**WHAT THE EXERCISE ASKS**: Reproduce the data word for word, starting at its first line and ending after the line that contains "close-icon — [985, 24, 999, 38]".

── STORED RECORDS ──

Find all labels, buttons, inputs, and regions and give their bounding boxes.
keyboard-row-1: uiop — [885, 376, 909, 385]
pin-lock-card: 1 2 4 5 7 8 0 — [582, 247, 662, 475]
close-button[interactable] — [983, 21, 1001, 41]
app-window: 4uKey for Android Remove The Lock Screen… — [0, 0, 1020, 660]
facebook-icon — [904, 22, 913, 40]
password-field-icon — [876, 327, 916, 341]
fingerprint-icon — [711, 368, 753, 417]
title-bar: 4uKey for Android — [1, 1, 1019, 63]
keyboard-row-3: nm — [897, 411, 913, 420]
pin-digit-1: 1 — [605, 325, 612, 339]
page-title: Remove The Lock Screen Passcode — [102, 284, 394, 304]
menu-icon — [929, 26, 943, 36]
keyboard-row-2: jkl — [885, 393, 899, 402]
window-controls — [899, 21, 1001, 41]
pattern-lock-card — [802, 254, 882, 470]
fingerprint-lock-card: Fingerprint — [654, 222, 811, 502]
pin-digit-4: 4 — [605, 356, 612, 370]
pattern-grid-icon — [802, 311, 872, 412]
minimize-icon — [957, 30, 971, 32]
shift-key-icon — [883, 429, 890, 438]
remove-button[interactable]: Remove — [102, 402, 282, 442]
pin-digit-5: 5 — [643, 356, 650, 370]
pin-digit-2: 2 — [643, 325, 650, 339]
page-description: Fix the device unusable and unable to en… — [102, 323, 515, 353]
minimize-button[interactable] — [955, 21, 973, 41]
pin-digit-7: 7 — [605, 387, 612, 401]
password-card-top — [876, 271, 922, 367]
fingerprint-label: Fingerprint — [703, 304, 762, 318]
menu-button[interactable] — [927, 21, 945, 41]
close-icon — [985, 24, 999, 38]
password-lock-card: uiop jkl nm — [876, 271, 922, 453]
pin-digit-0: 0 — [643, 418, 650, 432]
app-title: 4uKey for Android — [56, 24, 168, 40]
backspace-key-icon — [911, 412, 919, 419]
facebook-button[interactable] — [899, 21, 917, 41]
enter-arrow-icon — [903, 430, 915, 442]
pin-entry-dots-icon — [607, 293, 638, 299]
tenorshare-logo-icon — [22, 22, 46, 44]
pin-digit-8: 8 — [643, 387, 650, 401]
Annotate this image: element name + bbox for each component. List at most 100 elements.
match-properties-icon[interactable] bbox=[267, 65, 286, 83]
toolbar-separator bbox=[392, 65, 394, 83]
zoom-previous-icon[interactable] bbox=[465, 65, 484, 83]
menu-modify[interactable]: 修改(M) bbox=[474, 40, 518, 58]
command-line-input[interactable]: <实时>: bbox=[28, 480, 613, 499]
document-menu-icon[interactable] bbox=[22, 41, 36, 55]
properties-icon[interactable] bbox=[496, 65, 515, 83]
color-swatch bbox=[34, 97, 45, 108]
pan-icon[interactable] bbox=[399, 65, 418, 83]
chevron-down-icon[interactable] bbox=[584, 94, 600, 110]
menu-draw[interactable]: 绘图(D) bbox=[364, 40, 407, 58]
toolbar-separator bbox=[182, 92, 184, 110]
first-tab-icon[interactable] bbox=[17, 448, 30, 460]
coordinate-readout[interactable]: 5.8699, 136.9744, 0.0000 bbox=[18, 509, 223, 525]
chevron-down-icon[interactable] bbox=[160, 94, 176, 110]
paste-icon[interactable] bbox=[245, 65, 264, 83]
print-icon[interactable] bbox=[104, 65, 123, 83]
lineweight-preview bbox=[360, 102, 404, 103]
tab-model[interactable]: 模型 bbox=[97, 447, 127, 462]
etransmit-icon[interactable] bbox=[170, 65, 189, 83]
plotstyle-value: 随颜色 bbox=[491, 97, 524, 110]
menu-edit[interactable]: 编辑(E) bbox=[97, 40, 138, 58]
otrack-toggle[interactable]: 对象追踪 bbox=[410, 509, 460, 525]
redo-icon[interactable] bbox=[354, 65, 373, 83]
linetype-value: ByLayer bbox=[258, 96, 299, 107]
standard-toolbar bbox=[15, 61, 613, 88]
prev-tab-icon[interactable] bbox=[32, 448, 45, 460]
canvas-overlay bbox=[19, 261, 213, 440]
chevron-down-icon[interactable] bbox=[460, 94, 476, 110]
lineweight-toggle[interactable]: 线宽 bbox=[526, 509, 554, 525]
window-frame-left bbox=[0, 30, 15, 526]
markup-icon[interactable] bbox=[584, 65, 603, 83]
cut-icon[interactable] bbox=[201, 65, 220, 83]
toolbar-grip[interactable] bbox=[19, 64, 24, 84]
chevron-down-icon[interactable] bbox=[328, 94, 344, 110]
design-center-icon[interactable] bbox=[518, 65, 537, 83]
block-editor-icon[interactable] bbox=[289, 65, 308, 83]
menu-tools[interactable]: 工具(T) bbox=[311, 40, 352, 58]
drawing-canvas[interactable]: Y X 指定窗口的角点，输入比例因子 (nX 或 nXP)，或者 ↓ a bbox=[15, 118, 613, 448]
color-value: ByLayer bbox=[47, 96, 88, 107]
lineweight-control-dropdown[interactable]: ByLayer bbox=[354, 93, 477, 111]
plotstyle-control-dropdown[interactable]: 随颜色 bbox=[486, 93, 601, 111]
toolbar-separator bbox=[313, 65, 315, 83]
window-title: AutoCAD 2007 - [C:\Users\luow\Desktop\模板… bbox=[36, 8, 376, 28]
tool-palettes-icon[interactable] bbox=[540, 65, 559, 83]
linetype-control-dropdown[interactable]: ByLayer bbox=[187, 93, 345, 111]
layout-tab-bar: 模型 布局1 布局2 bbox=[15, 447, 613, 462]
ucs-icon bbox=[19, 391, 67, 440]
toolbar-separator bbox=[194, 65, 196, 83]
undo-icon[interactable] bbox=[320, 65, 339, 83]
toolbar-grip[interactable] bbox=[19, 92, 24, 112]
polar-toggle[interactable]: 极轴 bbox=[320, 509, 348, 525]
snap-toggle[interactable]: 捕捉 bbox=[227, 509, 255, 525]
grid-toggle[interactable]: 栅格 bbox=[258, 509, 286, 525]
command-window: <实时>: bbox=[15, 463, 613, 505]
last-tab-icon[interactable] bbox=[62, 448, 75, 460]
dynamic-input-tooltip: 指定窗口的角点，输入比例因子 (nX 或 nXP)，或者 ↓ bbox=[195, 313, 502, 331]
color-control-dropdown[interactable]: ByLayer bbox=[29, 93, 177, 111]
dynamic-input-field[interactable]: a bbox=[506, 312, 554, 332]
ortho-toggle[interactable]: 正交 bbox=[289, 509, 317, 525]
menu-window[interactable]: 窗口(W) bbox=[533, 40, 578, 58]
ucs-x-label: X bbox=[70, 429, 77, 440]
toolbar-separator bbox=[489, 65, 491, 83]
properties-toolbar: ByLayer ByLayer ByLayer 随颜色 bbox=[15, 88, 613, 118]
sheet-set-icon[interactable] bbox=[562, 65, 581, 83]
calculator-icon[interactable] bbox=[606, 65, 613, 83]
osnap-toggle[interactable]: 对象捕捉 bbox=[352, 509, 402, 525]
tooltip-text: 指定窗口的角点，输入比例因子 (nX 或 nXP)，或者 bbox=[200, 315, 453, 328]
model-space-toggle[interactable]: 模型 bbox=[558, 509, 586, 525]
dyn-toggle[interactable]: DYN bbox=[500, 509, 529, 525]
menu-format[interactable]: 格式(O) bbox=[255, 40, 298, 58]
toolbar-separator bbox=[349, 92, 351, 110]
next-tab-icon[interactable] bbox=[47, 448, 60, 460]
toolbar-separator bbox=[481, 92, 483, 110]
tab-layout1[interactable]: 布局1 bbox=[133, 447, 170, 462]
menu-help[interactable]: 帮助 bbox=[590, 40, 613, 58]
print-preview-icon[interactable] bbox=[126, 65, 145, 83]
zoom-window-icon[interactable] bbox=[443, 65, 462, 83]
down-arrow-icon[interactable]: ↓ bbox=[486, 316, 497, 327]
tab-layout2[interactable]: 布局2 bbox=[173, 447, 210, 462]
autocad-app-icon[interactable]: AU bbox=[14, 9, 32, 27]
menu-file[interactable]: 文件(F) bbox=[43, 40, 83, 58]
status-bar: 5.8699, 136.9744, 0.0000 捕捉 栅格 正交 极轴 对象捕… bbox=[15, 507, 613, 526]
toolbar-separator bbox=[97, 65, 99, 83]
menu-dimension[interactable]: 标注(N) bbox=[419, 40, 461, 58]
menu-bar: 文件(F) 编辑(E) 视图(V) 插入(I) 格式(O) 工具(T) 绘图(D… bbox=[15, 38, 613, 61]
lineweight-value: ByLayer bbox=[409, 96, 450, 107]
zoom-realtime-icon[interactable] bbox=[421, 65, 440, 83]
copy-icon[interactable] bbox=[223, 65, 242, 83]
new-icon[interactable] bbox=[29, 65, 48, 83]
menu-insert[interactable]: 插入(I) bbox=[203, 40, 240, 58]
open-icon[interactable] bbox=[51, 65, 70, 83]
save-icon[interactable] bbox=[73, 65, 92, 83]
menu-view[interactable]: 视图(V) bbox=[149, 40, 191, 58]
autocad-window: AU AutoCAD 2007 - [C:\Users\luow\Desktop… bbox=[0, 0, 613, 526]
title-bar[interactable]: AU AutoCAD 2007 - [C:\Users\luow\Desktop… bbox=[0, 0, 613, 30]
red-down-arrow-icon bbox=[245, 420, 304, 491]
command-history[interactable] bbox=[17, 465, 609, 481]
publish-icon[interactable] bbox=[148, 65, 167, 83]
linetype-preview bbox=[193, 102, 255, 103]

───

**RESPONSE TO THE EXERCISE**:
Find all labels, buttons, inputs, and regions and give their bounding boxes.
keyboard-row-1: uiop — [885, 376, 909, 385]
pin-lock-card: 1 2 4 5 7 8 0 — [582, 247, 662, 475]
close-button[interactable] — [983, 21, 1001, 41]
app-window: 4uKey for Android Remove The Lock Screen… — [0, 0, 1020, 660]
facebook-icon — [904, 22, 913, 40]
password-field-icon — [876, 327, 916, 341]
fingerprint-icon — [711, 368, 753, 417]
title-bar: 4uKey for Android — [1, 1, 1019, 63]
keyboard-row-3: nm — [897, 411, 913, 420]
pin-digit-1: 1 — [605, 325, 612, 339]
page-title: Remove The Lock Screen Passcode — [102, 284, 394, 304]
menu-icon — [929, 26, 943, 36]
keyboard-row-2: jkl — [885, 393, 899, 402]
window-controls — [899, 21, 1001, 41]
pattern-lock-card — [802, 254, 882, 470]
fingerprint-lock-card: Fingerprint — [654, 222, 811, 502]
pin-digit-4: 4 — [605, 356, 612, 370]
pattern-grid-icon — [802, 311, 872, 412]
minimize-icon — [957, 30, 971, 32]
shift-key-icon — [883, 429, 890, 438]
remove-button[interactable]: Remove — [102, 402, 282, 442]
pin-digit-5: 5 — [643, 356, 650, 370]
pin-digit-2: 2 — [643, 325, 650, 339]
page-description: Fix the device unusable and unable to en… — [102, 323, 515, 353]
minimize-button[interactable] — [955, 21, 973, 41]
pin-digit-7: 7 — [605, 387, 612, 401]
password-card-top — [876, 271, 922, 367]
fingerprint-label: Fingerprint — [703, 304, 762, 318]
menu-button[interactable] — [927, 21, 945, 41]
close-icon — [985, 24, 999, 38]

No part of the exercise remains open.